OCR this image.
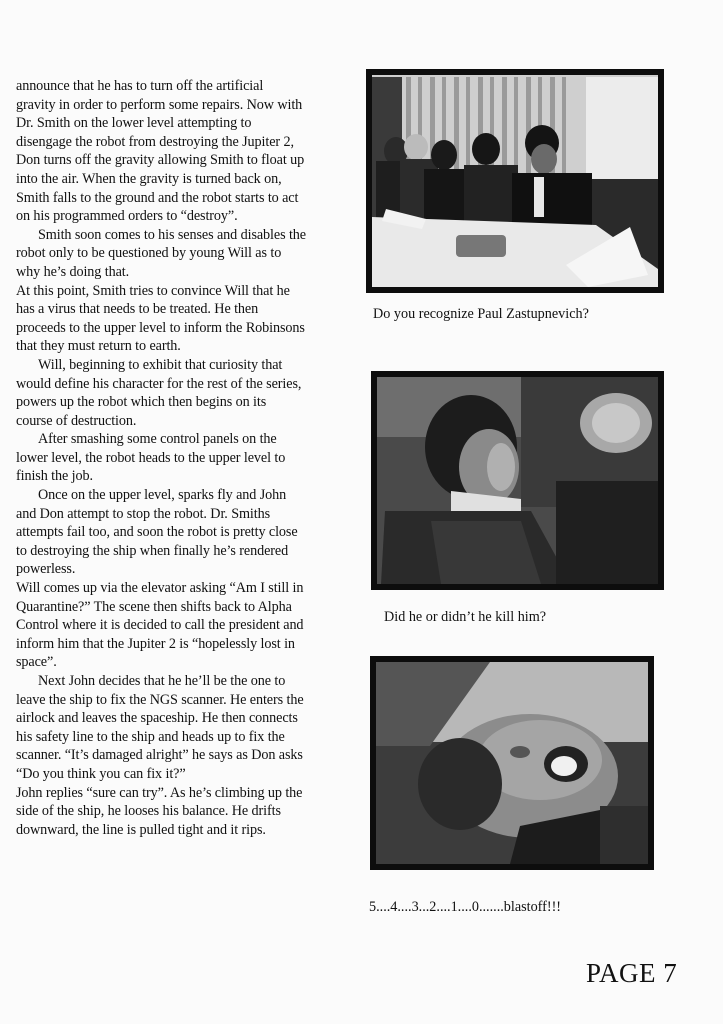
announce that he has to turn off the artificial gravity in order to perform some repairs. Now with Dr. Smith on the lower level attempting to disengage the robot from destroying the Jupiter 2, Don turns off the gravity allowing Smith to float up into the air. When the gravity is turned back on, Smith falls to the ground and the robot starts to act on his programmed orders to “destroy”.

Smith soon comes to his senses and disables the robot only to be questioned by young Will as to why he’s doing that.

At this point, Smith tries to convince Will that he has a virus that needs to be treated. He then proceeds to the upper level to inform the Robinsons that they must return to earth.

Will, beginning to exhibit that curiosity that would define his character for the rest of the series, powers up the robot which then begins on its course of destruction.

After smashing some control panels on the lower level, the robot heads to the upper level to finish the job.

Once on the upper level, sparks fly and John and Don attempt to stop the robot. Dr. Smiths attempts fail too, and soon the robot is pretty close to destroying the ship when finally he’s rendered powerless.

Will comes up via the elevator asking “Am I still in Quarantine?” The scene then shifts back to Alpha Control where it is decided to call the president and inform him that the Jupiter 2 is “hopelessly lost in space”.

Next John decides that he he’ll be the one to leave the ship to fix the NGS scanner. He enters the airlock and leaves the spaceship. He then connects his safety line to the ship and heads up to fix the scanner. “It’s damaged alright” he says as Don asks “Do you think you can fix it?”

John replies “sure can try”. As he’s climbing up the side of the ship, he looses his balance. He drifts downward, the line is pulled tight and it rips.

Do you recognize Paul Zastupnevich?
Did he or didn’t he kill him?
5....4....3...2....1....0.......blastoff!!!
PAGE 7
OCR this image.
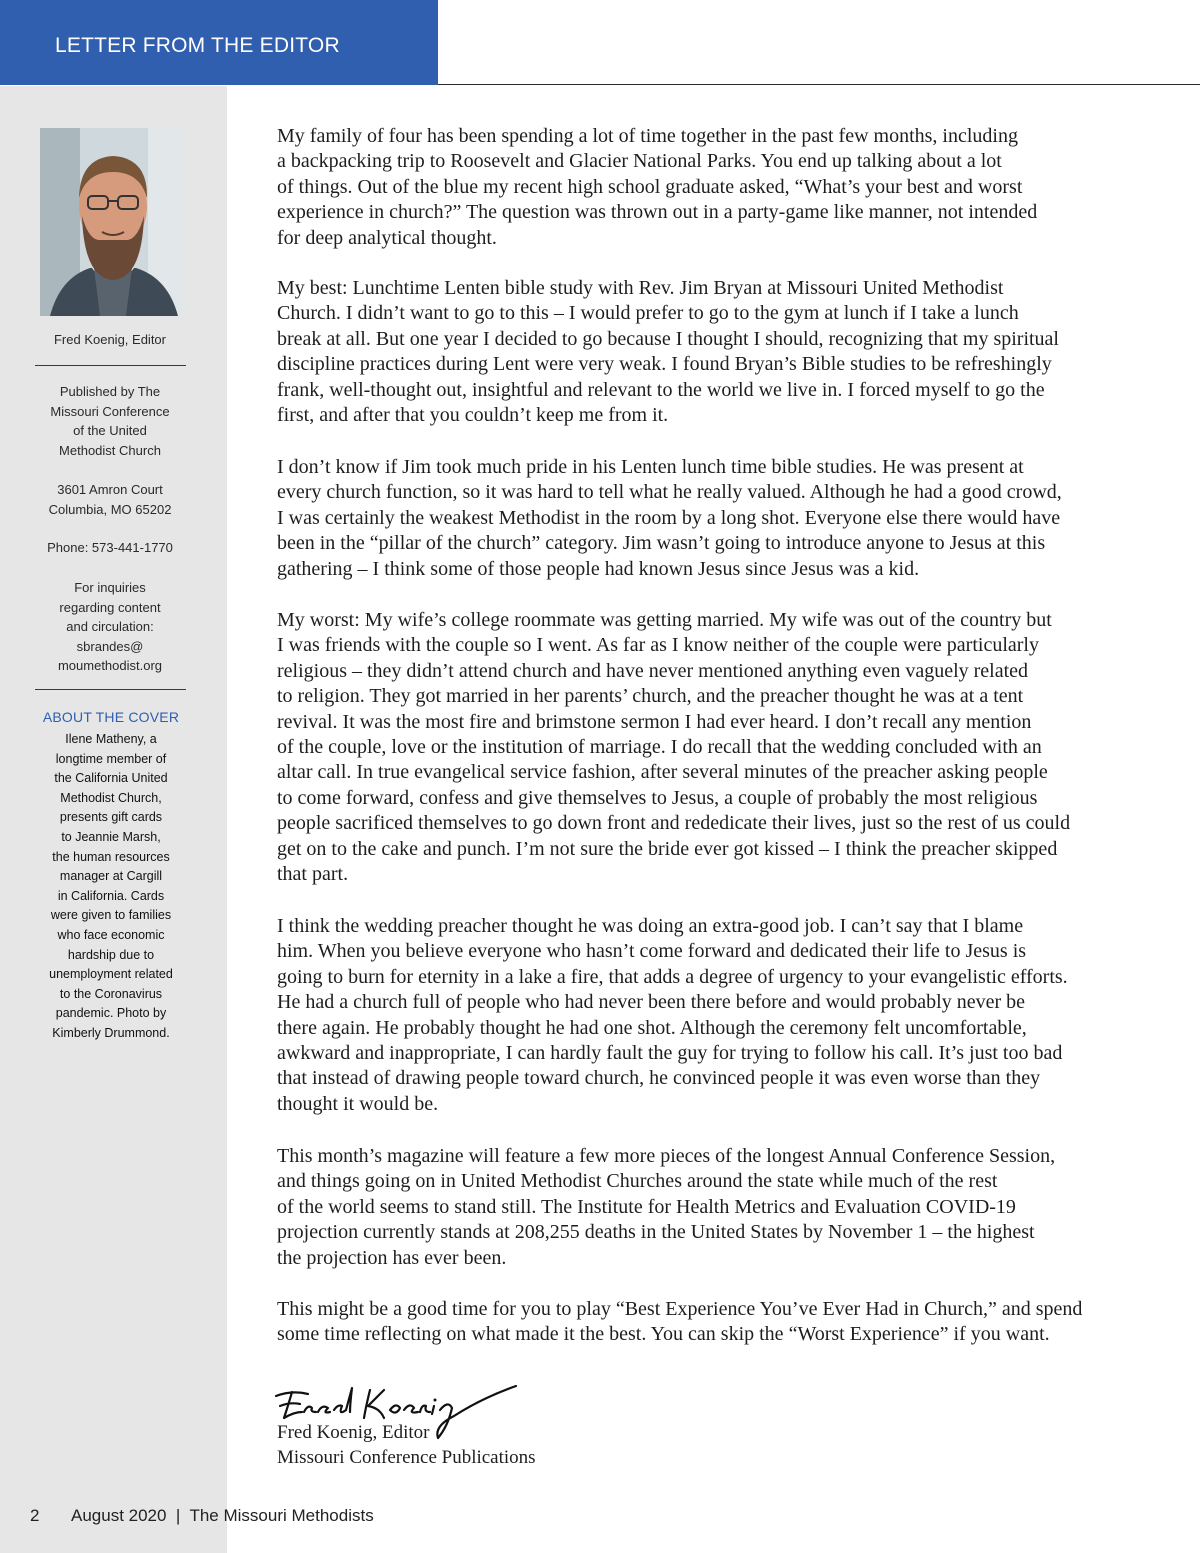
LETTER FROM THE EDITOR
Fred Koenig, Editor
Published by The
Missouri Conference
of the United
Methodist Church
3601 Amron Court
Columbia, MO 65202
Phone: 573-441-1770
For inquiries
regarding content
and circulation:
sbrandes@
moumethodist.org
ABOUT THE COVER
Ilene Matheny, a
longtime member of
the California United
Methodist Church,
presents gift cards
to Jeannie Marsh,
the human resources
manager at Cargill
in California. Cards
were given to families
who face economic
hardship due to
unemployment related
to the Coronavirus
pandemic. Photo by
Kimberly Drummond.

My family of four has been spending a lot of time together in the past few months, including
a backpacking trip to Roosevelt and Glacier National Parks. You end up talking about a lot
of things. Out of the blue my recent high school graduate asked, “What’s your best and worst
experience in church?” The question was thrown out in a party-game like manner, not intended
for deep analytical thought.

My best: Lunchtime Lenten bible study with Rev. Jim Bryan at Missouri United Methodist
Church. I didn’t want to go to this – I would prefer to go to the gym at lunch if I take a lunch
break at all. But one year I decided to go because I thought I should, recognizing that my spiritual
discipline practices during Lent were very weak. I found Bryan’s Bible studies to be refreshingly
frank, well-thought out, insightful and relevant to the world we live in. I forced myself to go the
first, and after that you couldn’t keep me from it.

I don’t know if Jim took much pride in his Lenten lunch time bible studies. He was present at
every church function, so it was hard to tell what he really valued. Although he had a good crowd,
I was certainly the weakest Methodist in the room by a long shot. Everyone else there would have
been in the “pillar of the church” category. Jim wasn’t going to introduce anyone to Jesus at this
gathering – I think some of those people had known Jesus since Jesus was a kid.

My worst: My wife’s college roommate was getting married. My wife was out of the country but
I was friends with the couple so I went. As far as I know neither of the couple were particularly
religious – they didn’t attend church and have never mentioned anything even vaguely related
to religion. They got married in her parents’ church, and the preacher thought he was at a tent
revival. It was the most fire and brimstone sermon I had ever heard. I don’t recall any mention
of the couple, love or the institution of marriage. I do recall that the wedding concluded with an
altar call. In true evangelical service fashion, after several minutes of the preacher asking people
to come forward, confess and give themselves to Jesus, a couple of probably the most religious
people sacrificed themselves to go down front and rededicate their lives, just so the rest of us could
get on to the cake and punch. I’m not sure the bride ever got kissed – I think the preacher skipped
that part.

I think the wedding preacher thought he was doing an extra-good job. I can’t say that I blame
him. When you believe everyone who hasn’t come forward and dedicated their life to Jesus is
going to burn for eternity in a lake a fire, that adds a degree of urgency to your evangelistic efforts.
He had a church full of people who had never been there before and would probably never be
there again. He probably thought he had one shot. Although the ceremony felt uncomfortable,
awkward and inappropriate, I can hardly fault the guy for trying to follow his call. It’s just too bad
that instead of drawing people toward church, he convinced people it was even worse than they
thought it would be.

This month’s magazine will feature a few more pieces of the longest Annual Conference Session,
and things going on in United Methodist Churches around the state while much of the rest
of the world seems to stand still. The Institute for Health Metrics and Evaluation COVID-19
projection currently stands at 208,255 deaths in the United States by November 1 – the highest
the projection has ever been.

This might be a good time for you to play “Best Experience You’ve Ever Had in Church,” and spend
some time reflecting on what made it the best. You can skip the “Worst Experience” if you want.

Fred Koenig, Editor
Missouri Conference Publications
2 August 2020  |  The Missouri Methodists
#####
__Exercise__
Reproduce every record word for word. The copy must contain no pictures.

__Your solution__
OCR this image.
announce that he has to turn off the artificial gravity in order to perform some repairs. Now with Dr. Smith on the lower level attempting to disengage the robot from destroying the Jupiter 2, Don turns off the gravity allowing Smith to float up into the air. When the gravity is turned back on, Smith falls to the ground and the robot starts to act on his programmed orders to “destroy”.

Smith soon comes to his senses and disables the robot only to be questioned by young Will as to why he’s doing that.

At this point, Smith tries to convince Will that he has a virus that needs to be treated. He then proceeds to the upper level to inform the Robinsons that they must return to earth.

Will, beginning to exhibit that curiosity that would define his character for the rest of the series, powers up the robot which then begins on its course of destruction.

After smashing some control panels on the lower level, the robot heads to the upper level to finish the job.

Once on the upper level, sparks fly and John and Don attempt to stop the robot. Dr. Smiths attempts fail too, and soon the robot is pretty close to destroying the ship when finally he’s rendered powerless.

Will comes up via the elevator asking “Am I still in Quarantine?” The scene then shifts back to Alpha Control where it is decided to call the president and inform him that the Jupiter 2 is “hopelessly lost in space”.

Next John decides that he he’ll be the one to leave the ship to fix the NGS scanner. He enters the airlock and leaves the spaceship. He then connects his safety line to the ship and heads up to fix the scanner. “It’s damaged alright” he says as Don asks “Do you think you can fix it?”

John replies “sure can try”. As he’s climbing up the side of the ship, he looses his balance. He drifts downward, the line is pulled tight and it rips.

Do you recognize Paul Zastupnevich?
Did he or didn’t he kill him?
5....4....3...2....1....0.......blastoff!!!
PAGE 7
OCR this image.
LETTER FROM THE EDITOR
Fred Koenig, Editor
Published by The
Missouri Conference
of the United
Methodist Church
3601 Amron Court
Columbia, MO 65202
Phone: 573-441-1770
For inquiries
regarding content
and circulation:
sbrandes@
moumethodist.org
ABOUT THE COVER
Ilene Matheny, a
longtime member of
the California United
Methodist Church,
presents gift cards
to Jeannie Marsh,
the human resources
manager at Cargill
in California. Cards
were given to families
who face economic
hardship due to
unemployment related
to the Coronavirus
pandemic. Photo by
Kimberly Drummond.

My family of four has been spending a lot of time together in the past few months, including
a backpacking trip to Roosevelt and Glacier National Parks. You end up talking about a lot
of things. Out of the blue my recent high school graduate asked, “What’s your best and worst
experience in church?” The question was thrown out in a party-game like manner, not intended
for deep analytical thought.

My best: Lunchtime Lenten bible study with Rev. Jim Bryan at Missouri United Methodist
Church. I didn’t want to go to this – I would prefer to go to the gym at lunch if I take a lunch
break at all. But one year I decided to go because I thought I should, recognizing that my spiritual
discipline practices during Lent were very weak. I found Bryan’s Bible studies to be refreshingly
frank, well-thought out, insightful and relevant to the world we live in. I forced myself to go the
first, and after that you couldn’t keep me from it.

I don’t know if Jim took much pride in his Lenten lunch time bible studies. He was present at
every church function, so it was hard to tell what he really valued. Although he had a good crowd,
I was certainly the weakest Methodist in the room by a long shot. Everyone else there would have
been in the “pillar of the church” category. Jim wasn’t going to introduce anyone to Jesus at this
gathering – I think some of those people had known Jesus since Jesus was a kid.

My worst: My wife’s college roommate was getting married. My wife was out of the country but
I was friends with the couple so I went. As far as I know neither of the couple were particularly
religious – they didn’t attend church and have never mentioned anything even vaguely related
to religion. They got married in her parents’ church, and the preacher thought he was at a tent
revival. It was the most fire and brimstone sermon I had ever heard. I don’t recall any mention
of the couple, love or the institution of marriage. I do recall that the wedding concluded with an
altar call. In true evangelical service fashion, after several minutes of the preacher asking people
to come forward, confess and give themselves to Jesus, a couple of probably the most religious
people sacrificed themselves to go down front and rededicate their lives, just so the rest of us could
get on to the cake and punch. I’m not sure the bride ever got kissed – I think the preacher skipped
that part.

I think the wedding preacher thought he was doing an extra-good job. I can’t say that I blame
him. When you believe everyone who hasn’t come forward and dedicated their life to Jesus is
going to burn for eternity in a lake a fire, that adds a degree of urgency to your evangelistic efforts.
He had a church full of people who had never been there before and would probably never be
there again. He probably thought he had one shot. Although the ceremony felt uncomfortable,
awkward and inappropriate, I can hardly fault the guy for trying to follow his call. It’s just too bad
that instead of drawing people toward church, he convinced people it was even worse than they
thought it would be.

This month’s magazine will feature a few more pieces of the longest Annual Conference Session,
and things going on in United Methodist Churches around the state while much of the rest
of the world seems to stand still. The Institute for Health Metrics and Evaluation COVID-19
projection currently stands at 208,255 deaths in the United States by November 1 – the highest
the projection has ever been.

This might be a good time for you to play “Best Experience You’ve Ever Had in Church,” and spend
some time reflecting on what made it the best. You can skip the “Worst Experience” if you want.

Fred Koenig, Editor
Missouri Conference Publications
2 August 2020  |  The Missouri Methodists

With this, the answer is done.